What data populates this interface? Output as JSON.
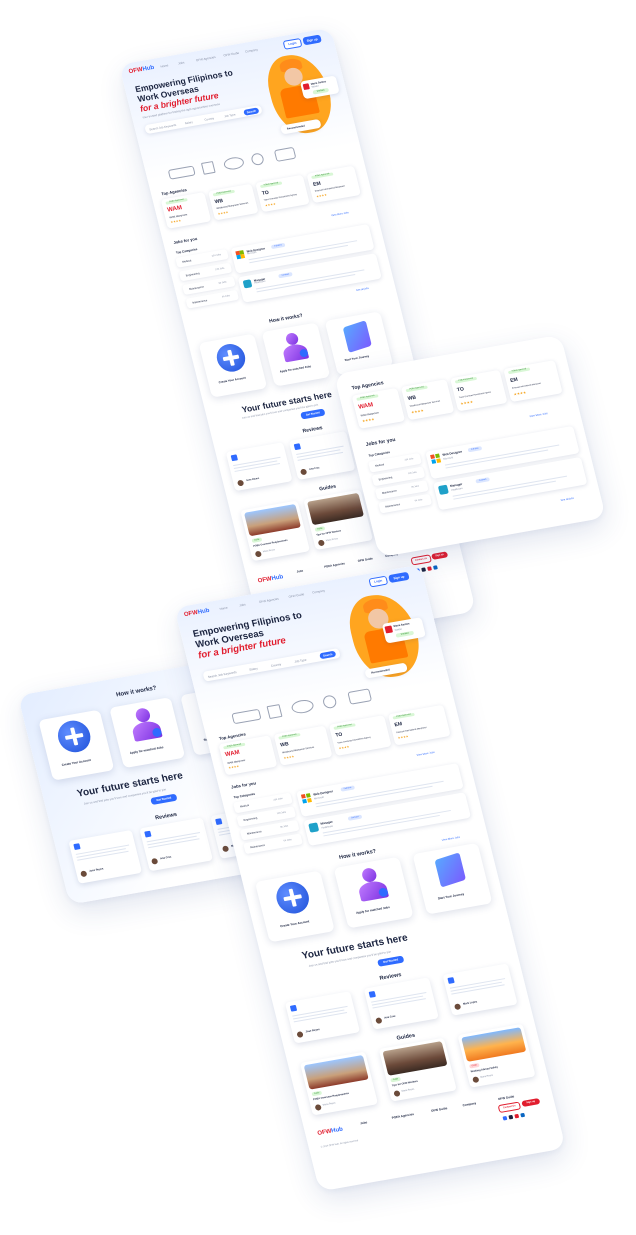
{
  "site": {
    "logo_text_a": "OFW",
    "logo_text_b": "Hub",
    "nav": [
      "Home",
      "Jobs",
      "OFW Agencies",
      "OFW Guide",
      "Company"
    ],
    "login_label": "Login",
    "signup_label": "Sign up"
  },
  "hero": {
    "title_line1": "Empowering Filipinos to",
    "title_line2": "Work Overseas",
    "title_line3": "for a brighter future",
    "subtitle": "Your trusted platform for finding the right opportunities overseas",
    "search_placeholder": "Search Job Keywords",
    "search_filters": [
      "Salary",
      "Country",
      "Job Type"
    ],
    "search_button": "Search",
    "profile_card_name": "Maria Santos",
    "profile_card_role": "Welder",
    "profile_card_tag": "Verified",
    "recommended_label": "Recommended"
  },
  "top_agencies": {
    "heading": "Top Agencies",
    "agencies": [
      {
        "name": "WAM Manpower",
        "tag": "POEA Approved",
        "rating": "4.8",
        "logo": "WAM"
      },
      {
        "name": "Westbound Manpower Services",
        "tag": "POEA Approved",
        "rating": "4.7",
        "logo": "WB"
      },
      {
        "name": "Trans Overseas Recruitment Agency",
        "tag": "POEA Approved",
        "rating": "4.6",
        "logo": "TO"
      },
      {
        "name": "Emanuel International Manpower",
        "tag": "POEA Approved",
        "rating": "4.5",
        "logo": "EM"
      }
    ]
  },
  "jobs": {
    "heading": "Jobs for you",
    "view_more": "View More Jobs",
    "categories_heading": "Top Categories",
    "categories": [
      {
        "name": "Medical",
        "count": "234 Jobs"
      },
      {
        "name": "Engineering",
        "count": "128 Jobs"
      },
      {
        "name": "Maintenance",
        "count": "96 Jobs"
      },
      {
        "name": "Maintenance",
        "count": "64 Jobs"
      }
    ],
    "listings": [
      {
        "title": "Web Designer",
        "company": "Microsoft",
        "tag": "Full-time"
      },
      {
        "title": "Manager",
        "company": "Healthcare",
        "tag": "Contract"
      }
    ],
    "see_all": "See all jobs"
  },
  "how": {
    "heading": "How it works?",
    "steps": [
      "Create Your Account",
      "Apply for matched Jobs",
      "Start Your Journey"
    ]
  },
  "future": {
    "heading": "Your future starts here",
    "subheading": "Join us and find jobs you'll love and companies you'll be glad to join",
    "button": "Get Started"
  },
  "reviews": {
    "heading": "Reviews",
    "items": [
      {
        "author": "Jose Reyes",
        "role": "OFW"
      },
      {
        "author": "Ana Cruz",
        "role": "OFW"
      },
      {
        "author": "Mark Lopez",
        "role": "OFW"
      }
    ]
  },
  "guides": {
    "heading": "Guides",
    "items": [
      {
        "title": "POEA Overseas Requirements",
        "author": "Maria Reyes",
        "tag": "Guide"
      },
      {
        "title": "Tips for OFW Workers",
        "author": "Maria Reyes",
        "tag": "Guide"
      },
      {
        "title": "Working Abroad Safety",
        "author": "Maria Reyes",
        "tag": "Guide"
      }
    ]
  },
  "footer": {
    "cols": [
      "Jobs",
      "POEA Agencies",
      "OFW Guide",
      "Company",
      "OFW Guide"
    ],
    "copyright": "© 2024 OFW Hub. All rights reserved",
    "contact_button": "Contact Us",
    "signup_button": "Sign up"
  },
  "colors": {
    "brand_blue": "#2f6bff",
    "brand_red": "#e11d2e",
    "accent_orange": "#ffa51f"
  }
}
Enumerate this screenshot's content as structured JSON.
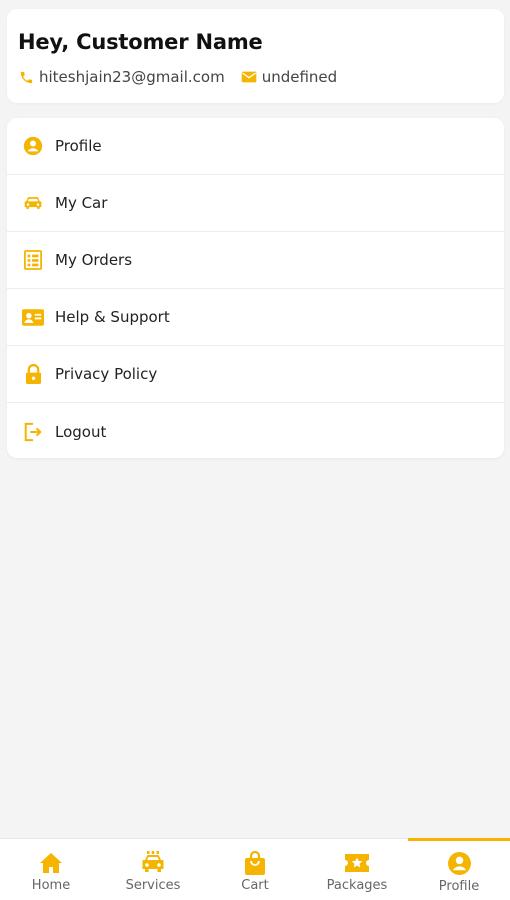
{
  "header": {
    "greeting": "Hey, Customer Name",
    "email": "hiteshjain23@gmail.com",
    "second_contact": "undefined"
  },
  "menu": {
    "items": [
      {
        "label": "Profile",
        "icon": "user-circle-icon"
      },
      {
        "label": "My Car",
        "icon": "car-icon"
      },
      {
        "label": "My Orders",
        "icon": "orders-icon"
      },
      {
        "label": "Help & Support",
        "icon": "id-card-icon"
      },
      {
        "label": "Privacy Policy",
        "icon": "lock-icon"
      },
      {
        "label": "Logout",
        "icon": "logout-icon"
      }
    ]
  },
  "bottom_nav": {
    "items": [
      {
        "label": "Home",
        "icon": "home-icon"
      },
      {
        "label": "Services",
        "icon": "taxi-icon"
      },
      {
        "label": "Cart",
        "icon": "shopping-bag-icon"
      },
      {
        "label": "Packages",
        "icon": "ticket-icon"
      },
      {
        "label": "Profile",
        "icon": "user-circle-icon"
      }
    ],
    "active": "Profile"
  },
  "colors": {
    "accent": "#f5b400",
    "background": "#f4f4f4",
    "card": "#ffffff"
  }
}
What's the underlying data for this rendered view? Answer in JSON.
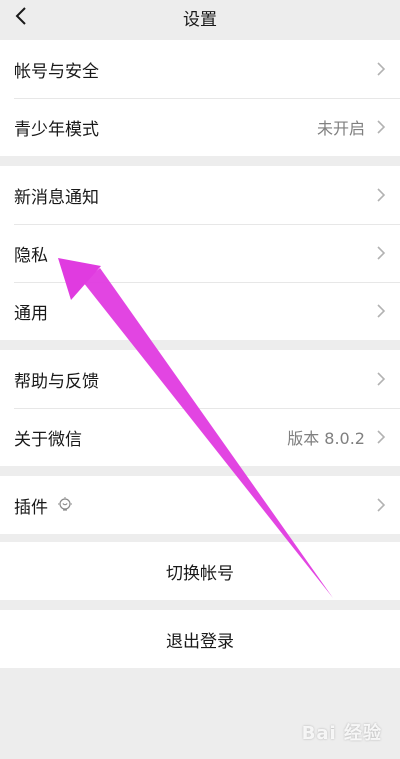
{
  "header": {
    "title": "设置",
    "back_icon": "chevron-left-icon"
  },
  "groups": [
    {
      "items": [
        {
          "label": "帐号与安全",
          "value": ""
        },
        {
          "label": "青少年模式",
          "value": "未开启"
        }
      ]
    },
    {
      "items": [
        {
          "label": "新消息通知",
          "value": ""
        },
        {
          "label": "隐私",
          "value": ""
        },
        {
          "label": "通用",
          "value": ""
        }
      ]
    },
    {
      "items": [
        {
          "label": "帮助与反馈",
          "value": ""
        },
        {
          "label": "关于微信",
          "value": "版本 8.0.2"
        }
      ]
    },
    {
      "items": [
        {
          "label": "插件",
          "value": "",
          "icon": "lightbulb-icon"
        }
      ]
    }
  ],
  "actions": {
    "switch_account": "切换帐号",
    "logout": "退出登录"
  },
  "annotation": {
    "color": "#e03be0"
  },
  "watermark": {
    "text": "Bai 经验"
  }
}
^^^^^^^^
Aim of the exercise:
Pictures in the records must not appear in the copy; transcribe everything else precisely.

Answer in full:
What data populates this interface? Output as JSON.
{
  "site": {
    "logo_text_a": "OFW",
    "logo_text_b": "Hub",
    "nav": [
      "Home",
      "Jobs",
      "OFW Agencies",
      "OFW Guide",
      "Company"
    ],
    "login_label": "Login",
    "signup_label": "Sign up"
  },
  "hero": {
    "title_line1": "Empowering Filipinos to",
    "title_line2": "Work Overseas",
    "title_line3": "for a brighter future",
    "subtitle": "Your trusted platform for finding the right opportunities overseas",
    "search_placeholder": "Search Job Keywords",
    "search_filters": [
      "Salary",
      "Country",
      "Job Type"
    ],
    "search_button": "Search",
    "profile_card_name": "Maria Santos",
    "profile_card_role": "Welder",
    "profile_card_tag": "Verified",
    "recommended_label": "Recommended"
  },
  "top_agencies": {
    "heading": "Top Agencies",
    "agencies": [
      {
        "name": "WAM Manpower",
        "tag": "POEA Approved",
        "rating": "4.8",
        "logo": "WAM"
      },
      {
        "name": "Westbound Manpower Services",
        "tag": "POEA Approved",
        "rating": "4.7",
        "logo": "WB"
      },
      {
        "name": "Trans Overseas Recruitment Agency",
        "tag": "POEA Approved",
        "rating": "4.6",
        "logo": "TO"
      },
      {
        "name": "Emanuel International Manpower",
        "tag": "POEA Approved",
        "rating": "4.5",
        "logo": "EM"
      }
    ]
  },
  "jobs": {
    "heading": "Jobs for you",
    "view_more": "View More Jobs",
    "categories_heading": "Top Categories",
    "categories": [
      {
        "name": "Medical",
        "count": "234 Jobs"
      },
      {
        "name": "Engineering",
        "count": "128 Jobs"
      },
      {
        "name": "Maintenance",
        "count": "96 Jobs"
      },
      {
        "name": "Maintenance",
        "count": "64 Jobs"
      }
    ],
    "listings": [
      {
        "title": "Web Designer",
        "company": "Microsoft",
        "tag": "Full-time"
      },
      {
        "title": "Manager",
        "company": "Healthcare",
        "tag": "Contract"
      }
    ],
    "see_all": "See all jobs"
  },
  "how": {
    "heading": "How it works?",
    "steps": [
      "Create Your Account",
      "Apply for matched Jobs",
      "Start Your Journey"
    ]
  },
  "future": {
    "heading": "Your future starts here",
    "subheading": "Join us and find jobs you'll love and companies you'll be glad to join",
    "button": "Get Started"
  },
  "reviews": {
    "heading": "Reviews",
    "items": [
      {
        "author": "Jose Reyes",
        "role": "OFW"
      },
      {
        "author": "Ana Cruz",
        "role": "OFW"
      },
      {
        "author": "Mark Lopez",
        "role": "OFW"
      }
    ]
  },
  "guides": {
    "heading": "Guides",
    "items": [
      {
        "title": "POEA Overseas Requirements",
        "author": "Maria Reyes",
        "tag": "Guide"
      },
      {
        "title": "Tips for OFW Workers",
        "author": "Maria Reyes",
        "tag": "Guide"
      },
      {
        "title": "Working Abroad Safety",
        "author": "Maria Reyes",
        "tag": "Guide"
      }
    ]
  },
  "footer": {
    "cols": [
      "Jobs",
      "POEA Agencies",
      "OFW Guide",
      "Company",
      "OFW Guide"
    ],
    "copyright": "© 2024 OFW Hub. All rights reserved",
    "contact_button": "Contact Us",
    "signup_button": "Sign up"
  },
  "colors": {
    "brand_blue": "#2f6bff",
    "brand_red": "#e11d2e",
    "accent_orange": "#ffa51f"
  }
}
Enumerate this screenshot's content as structured JSON.
{
  "header": {
    "greeting": "Hey, Customer Name",
    "email": "hiteshjain23@gmail.com",
    "second_contact": "undefined"
  },
  "menu": {
    "items": [
      {
        "label": "Profile",
        "icon": "user-circle-icon"
      },
      {
        "label": "My Car",
        "icon": "car-icon"
      },
      {
        "label": "My Orders",
        "icon": "orders-icon"
      },
      {
        "label": "Help & Support",
        "icon": "id-card-icon"
      },
      {
        "label": "Privacy Policy",
        "icon": "lock-icon"
      },
      {
        "label": "Logout",
        "icon": "logout-icon"
      }
    ]
  },
  "bottom_nav": {
    "items": [
      {
        "label": "Home",
        "icon": "home-icon"
      },
      {
        "label": "Services",
        "icon": "taxi-icon"
      },
      {
        "label": "Cart",
        "icon": "shopping-bag-icon"
      },
      {
        "label": "Packages",
        "icon": "ticket-icon"
      },
      {
        "label": "Profile",
        "icon": "user-circle-icon"
      }
    ],
    "active": "Profile"
  },
  "colors": {
    "accent": "#f5b400",
    "background": "#f4f4f4",
    "card": "#ffffff"
  }
}
What's the underlying data for this rendered view? Answer in JSON.
{
  "header": {
    "title": "设置",
    "back_icon": "chevron-left-icon"
  },
  "groups": [
    {
      "items": [
        {
          "label": "帐号与安全",
          "value": ""
        },
        {
          "label": "青少年模式",
          "value": "未开启"
        }
      ]
    },
    {
      "items": [
        {
          "label": "新消息通知",
          "value": ""
        },
        {
          "label": "隐私",
          "value": ""
        },
        {
          "label": "通用",
          "value": ""
        }
      ]
    },
    {
      "items": [
        {
          "label": "帮助与反馈",
          "value": ""
        },
        {
          "label": "关于微信",
          "value": "版本 8.0.2"
        }
      ]
    },
    {
      "items": [
        {
          "label": "插件",
          "value": "",
          "icon": "lightbulb-icon"
        }
      ]
    }
  ],
  "actions": {
    "switch_account": "切换帐号",
    "logout": "退出登录"
  },
  "annotation": {
    "color": "#e03be0"
  },
  "watermark": {
    "text": "Bai 经验"
  }
}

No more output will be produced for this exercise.